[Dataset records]
--*--

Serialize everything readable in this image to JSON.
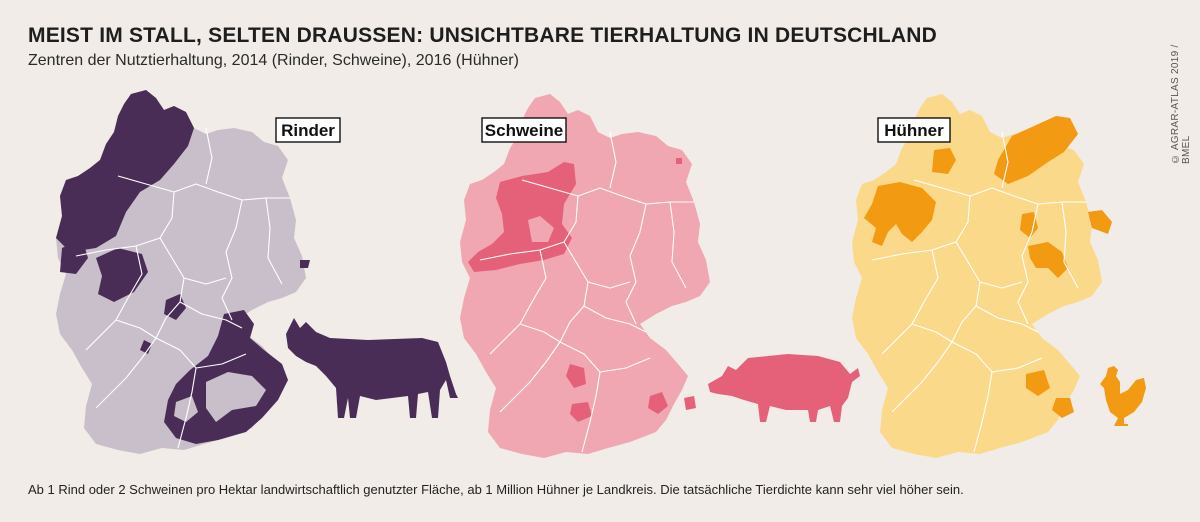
{
  "title": "MEIST IM STALL, SELTEN DRAUSSEN: UNSICHTBARE TIERHALTUNG IN DEUTSCHLAND",
  "subtitle": "Zentren der Nutztierhaltung, 2014 (Rinder, Schweine), 2016 (Hühner)",
  "credit": "© AGRAR-ATLAS 2019 / BMEL",
  "footnote": "Ab 1 Rind oder 2 Schweinen pro Hektar landwirtschaftlich genutzter Fläche, ab 1 Million Hühner je Landkreis. Die tatsächliche Tierdichte kann sehr viel höher sein.",
  "maps": [
    {
      "label": "Rinder",
      "base_color": "#c9bfca",
      "highlight_color": "#4a2d57",
      "icon": "cow-icon"
    },
    {
      "label": "Schweine",
      "base_color": "#f0a7b1",
      "highlight_color": "#e56179",
      "icon": "pig-icon"
    },
    {
      "label": "Hühner",
      "base_color": "#fbd98a",
      "highlight_color": "#f29a11",
      "icon": "chicken-icon"
    }
  ]
}
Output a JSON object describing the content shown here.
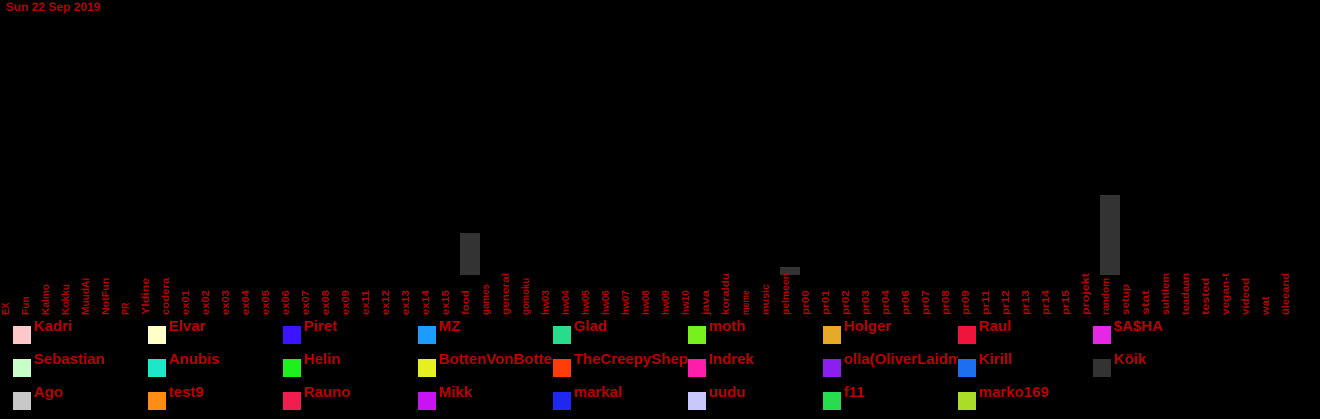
{
  "header": {
    "date": "Sun 22 Sep 2019"
  },
  "colors": {
    "text": "#c00000",
    "bar": "#333333",
    "background": "#000000"
  },
  "chart_data": {
    "type": "bar",
    "title": "",
    "xlabel": "",
    "ylabel": "",
    "grid": false,
    "categories": [
      "EX",
      "Fun",
      "Kalmo",
      "Kokku",
      "MuudAi",
      "NotFun",
      "PR",
      "Yldine",
      "codera",
      "ex01",
      "ex02",
      "ex03",
      "ex04",
      "ex05",
      "ex06",
      "ex07",
      "ex08",
      "ex09",
      "ex11",
      "ex12",
      "ex13",
      "ex14",
      "ex15",
      "food",
      "games",
      "general",
      "gomoku",
      "hw03",
      "hw04",
      "hw05",
      "hw06",
      "hw07",
      "hw08",
      "hw09",
      "hw10",
      "java",
      "koraldu",
      "meme",
      "music",
      "pelmeen",
      "pr00",
      "pr01",
      "pr02",
      "pr03",
      "pr04",
      "pr06",
      "pr07",
      "pr08",
      "pr09",
      "pr11",
      "pr12",
      "pr13",
      "pr14",
      "pr15",
      "projekt",
      "random",
      "setup",
      "stat",
      "suhtlem",
      "teadaan",
      "tested",
      "vegan-t",
      "videod",
      "wat",
      "üleeand"
    ],
    "values": [
      0,
      0,
      0,
      0,
      0,
      0,
      0,
      0,
      0,
      0,
      0,
      0,
      0,
      0,
      0,
      0,
      0,
      0,
      0,
      0,
      0,
      0,
      0,
      21,
      0,
      0,
      0,
      0,
      0,
      0,
      0,
      0,
      0,
      0,
      0,
      0,
      0,
      0,
      0,
      4,
      0,
      0,
      0,
      0,
      0,
      0,
      0,
      0,
      0,
      0,
      0,
      0,
      0,
      0,
      0,
      40,
      0,
      0,
      0,
      0,
      0,
      0,
      0,
      0,
      0
    ],
    "ylim": [
      0,
      40
    ],
    "legend_position": "bottom",
    "legend": [
      {
        "name": "Kadri",
        "color": "#ffc8c8"
      },
      {
        "name": "Elvar",
        "color": "#ffffc8"
      },
      {
        "name": "Piret",
        "color": "#3c14ff"
      },
      {
        "name": "MZ",
        "color": "#1e9bff"
      },
      {
        "name": "Glad",
        "color": "#28dc8c"
      },
      {
        "name": "moth",
        "color": "#78f01e"
      },
      {
        "name": "Holger",
        "color": "#e6aa28"
      },
      {
        "name": "Raul",
        "color": "#f0143c"
      },
      {
        "name": "$A$HA",
        "color": "#e628e6"
      },
      {
        "name": "Sebastian",
        "color": "#c8ffc8"
      },
      {
        "name": "Anubis",
        "color": "#1ee6c8"
      },
      {
        "name": "Helin",
        "color": "#1ef01e"
      },
      {
        "name": "BottenVonBottenson",
        "color": "#e6f01e"
      },
      {
        "name": "TheCreepyShepherd",
        "color": "#ff3c0a"
      },
      {
        "name": "Indrek",
        "color": "#ff1eaa"
      },
      {
        "name": "olla(OliverLaidmets)",
        "color": "#8c1ef0"
      },
      {
        "name": "Kirill",
        "color": "#1e6ef0"
      },
      {
        "name": "Köik",
        "color": "#333333"
      },
      {
        "name": "Ago",
        "color": "#c8c8c8"
      },
      {
        "name": "test9",
        "color": "#ff8c14"
      },
      {
        "name": "Rauno",
        "color": "#f01e50"
      },
      {
        "name": "Mikk",
        "color": "#c814f0"
      },
      {
        "name": "markal",
        "color": "#1e28f0"
      },
      {
        "name": "uudu",
        "color": "#c8c8ff"
      },
      {
        "name": "f11",
        "color": "#28dc50"
      },
      {
        "name": "marko169",
        "color": "#aadc28"
      }
    ]
  }
}
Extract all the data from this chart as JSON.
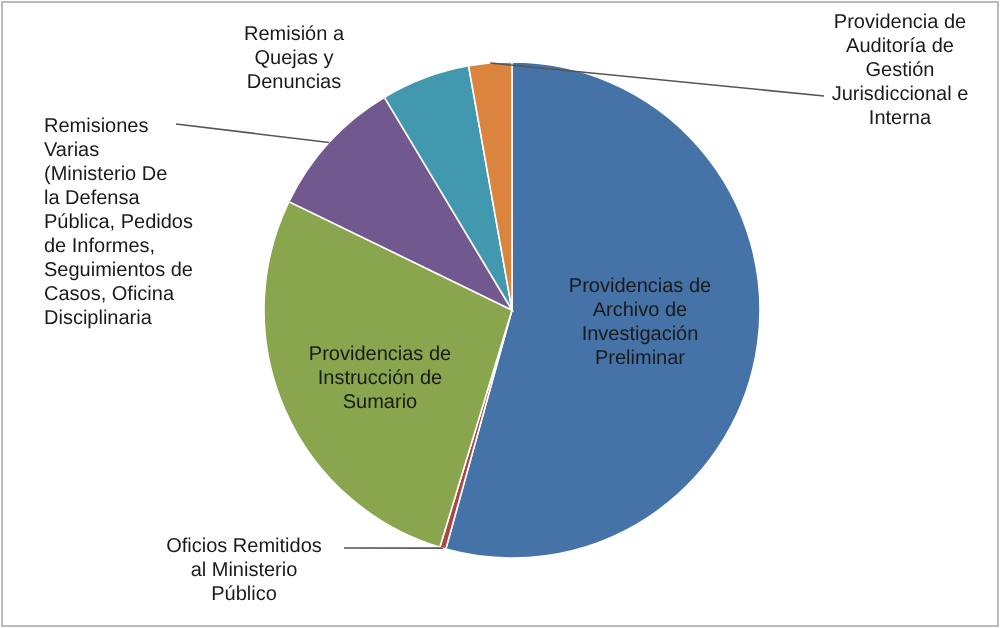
{
  "chart_data": {
    "type": "pie",
    "categories": [
      "Providencias de Archivo de Investigación Preliminar",
      "Oficios Remitidos al Ministerio Público",
      "Providencias de Instrucción de Sumario",
      "Remisiones Varias (Ministerio De la Defensa Pública, Pedidos de Informes, Seguimientos de Casos, Oficina Disciplinaria",
      "Remisión a Quejas y Denuncias",
      "Providencia de Auditoría de Gestión Jurisdiccional e Interna"
    ],
    "values": [
      54.3,
      0.4,
      27.5,
      9.2,
      5.8,
      2.8
    ],
    "colors": [
      "#4572a7",
      "#aa4643",
      "#89a54e",
      "#71588f",
      "#4198af",
      "#db843d"
    ]
  }
}
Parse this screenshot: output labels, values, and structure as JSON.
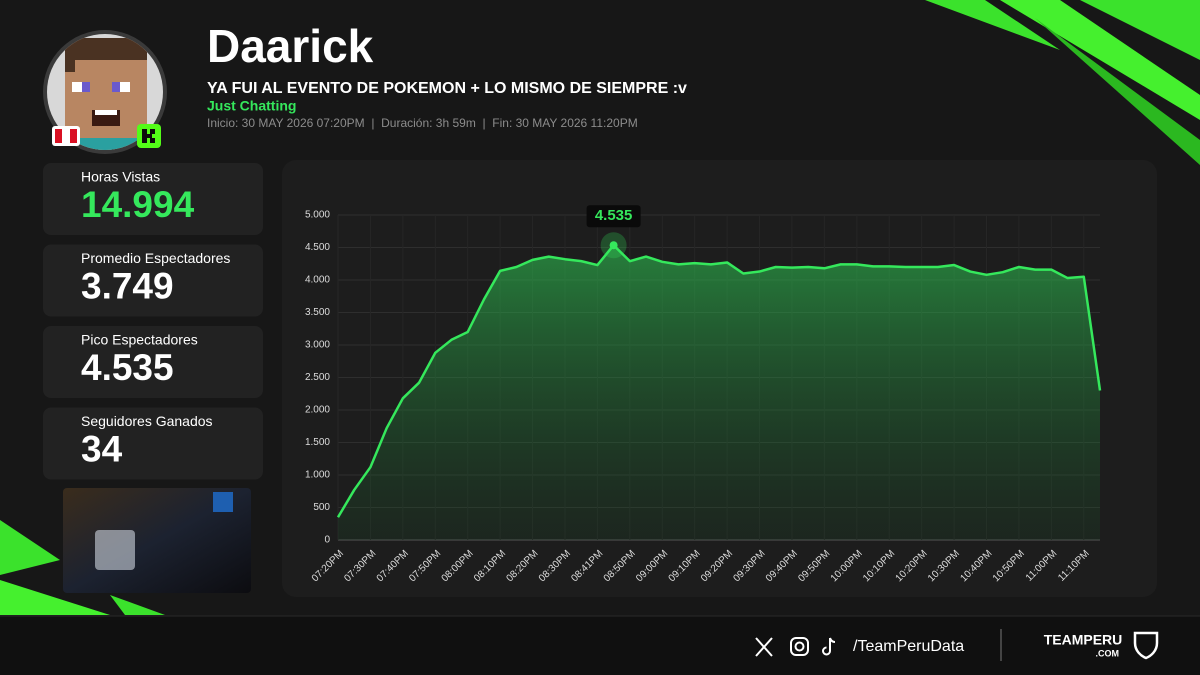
{
  "header": {
    "streamer": "Daarick",
    "stream_title": "YA FUI AL EVENTO DE POKEMON + LO MISMO DE SIEMPRE :v",
    "category": "Just Chatting",
    "info": "Inicio: 30 MAY 2026 07:20PM  |  Duración: 3h 59m  |  Fin: 30 MAY 2026 11:20PM"
  },
  "stats": [
    {
      "label": "Horas Vistas",
      "value": "14.994"
    },
    {
      "label": "Promedio Espectadores",
      "value": "3.749"
    },
    {
      "label": "Pico Espectadores",
      "value": "4.535"
    },
    {
      "label": "Seguidores Ganados",
      "value": "34"
    }
  ],
  "footer": {
    "handle": "/TeamPeruData",
    "brand": "TEAMPERU",
    "brand_sub": ".COM"
  },
  "chart_data": {
    "type": "line",
    "color": "#35e85c",
    "categories": [
      "07:20PM",
      null,
      "07:30PM",
      null,
      "07:40PM",
      null,
      "07:50PM",
      null,
      "08:00PM",
      null,
      "08:10PM",
      null,
      "08:20PM",
      null,
      "08:30PM",
      null,
      "08:41PM",
      null,
      "08:50PM",
      null,
      "09:00PM",
      null,
      "09:10PM",
      null,
      "09:20PM",
      null,
      "09:30PM",
      null,
      "09:40PM",
      null,
      "09:50PM",
      null,
      "10:00PM",
      null,
      "10:10PM",
      null,
      "10:20PM",
      null,
      "10:30PM",
      null,
      "10:40PM",
      null,
      "10:50PM",
      null,
      "11:00PM",
      null,
      "11:10PM",
      null
    ],
    "values": [
      350,
      770,
      1120,
      1720,
      2180,
      2420,
      2880,
      3080,
      3200,
      3700,
      4140,
      4200,
      4310,
      4360,
      4320,
      4290,
      4230,
      4535,
      4290,
      4360,
      4280,
      4240,
      4260,
      4240,
      4270,
      4100,
      4130,
      4200,
      4190,
      4200,
      4180,
      4240,
      4240,
      4210,
      4210,
      4200,
      4200,
      4200,
      4230,
      4130,
      4080,
      4120,
      4200,
      4160,
      4160,
      4030,
      4050,
      2300
    ],
    "value_labels": [
      null,
      null,
      null,
      null,
      null,
      null,
      null,
      null,
      null,
      null,
      null,
      null,
      null,
      null,
      null,
      null,
      null,
      "4.535",
      null,
      null,
      null,
      null,
      null,
      null,
      null,
      null,
      null,
      null,
      null,
      null,
      null,
      null,
      null,
      null,
      null,
      null,
      null,
      null,
      null,
      null,
      null,
      null,
      null,
      null,
      null,
      null,
      null,
      null
    ],
    "ylim": [
      0,
      5000
    ],
    "yticks": [
      0,
      500,
      {
        "value": 1000,
        "label": "1.000"
      },
      {
        "value": 1500,
        "label": "1.500"
      },
      {
        "value": 2000,
        "label": "2.000"
      },
      {
        "value": 2500,
        "label": "2.500"
      },
      {
        "value": 3000,
        "label": "3.000"
      },
      {
        "value": 3500,
        "label": "3.500"
      },
      {
        "value": 4000,
        "label": "4.000"
      },
      {
        "value": 4500,
        "label": "4.500"
      },
      {
        "value": 5000,
        "label": "5.000"
      }
    ],
    "grid": true
  }
}
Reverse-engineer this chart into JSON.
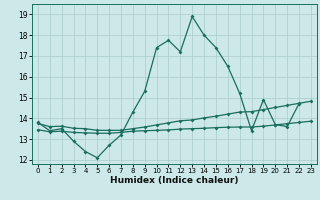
{
  "title": "",
  "xlabel": "Humidex (Indice chaleur)",
  "bg_color": "#cce8e8",
  "grid_color": "#aacccc",
  "line_color": "#1a6e5e",
  "xlim": [
    -0.5,
    23.5
  ],
  "ylim": [
    11.8,
    19.5
  ],
  "xticks": [
    0,
    1,
    2,
    3,
    4,
    5,
    6,
    7,
    8,
    9,
    10,
    11,
    12,
    13,
    14,
    15,
    16,
    17,
    18,
    19,
    20,
    21,
    22,
    23
  ],
  "yticks": [
    12,
    13,
    14,
    15,
    16,
    17,
    18,
    19
  ],
  "line1_x": [
    0,
    1,
    2,
    3,
    4,
    5,
    6,
    7,
    8,
    9,
    10,
    11,
    12,
    13,
    14,
    15,
    16,
    17,
    18,
    19,
    20,
    21,
    22
  ],
  "line1_y": [
    13.8,
    13.4,
    13.5,
    12.9,
    12.4,
    12.1,
    12.7,
    13.2,
    14.3,
    15.3,
    17.4,
    17.75,
    17.2,
    18.9,
    18.0,
    17.4,
    16.5,
    15.2,
    13.4,
    14.9,
    13.7,
    13.6,
    14.7
  ],
  "line2_x": [
    0,
    1,
    2,
    3,
    4,
    5,
    6,
    7,
    8,
    9,
    10,
    11,
    12,
    13,
    14,
    15,
    16,
    17,
    18,
    19,
    20,
    21,
    22,
    23
  ],
  "line2_y": [
    13.45,
    13.35,
    13.38,
    13.32,
    13.3,
    13.28,
    13.28,
    13.32,
    13.38,
    13.4,
    13.42,
    13.44,
    13.48,
    13.5,
    13.52,
    13.55,
    13.57,
    13.58,
    13.58,
    13.62,
    13.68,
    13.74,
    13.8,
    13.86
  ],
  "line3_x": [
    0,
    1,
    2,
    3,
    4,
    5,
    6,
    7,
    8,
    9,
    10,
    11,
    12,
    13,
    14,
    15,
    16,
    17,
    18,
    19,
    20,
    21,
    22,
    23
  ],
  "line3_y": [
    13.75,
    13.6,
    13.62,
    13.52,
    13.5,
    13.42,
    13.42,
    13.42,
    13.5,
    13.58,
    13.68,
    13.78,
    13.88,
    13.92,
    14.02,
    14.1,
    14.2,
    14.3,
    14.32,
    14.42,
    14.52,
    14.62,
    14.72,
    14.82
  ]
}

--*--

GIVEN INSTRUCTION:
Search the lines for "Ministerio". Copy each line that has it.

FINISHED ANSWER:
      "Oficios Remitidos al Ministerio Público",
      "Remisiones Varias (Ministerio De la Defensa Pública, Pedidos de Informes, Seguimientos de Casos, Oficina Disciplinaria",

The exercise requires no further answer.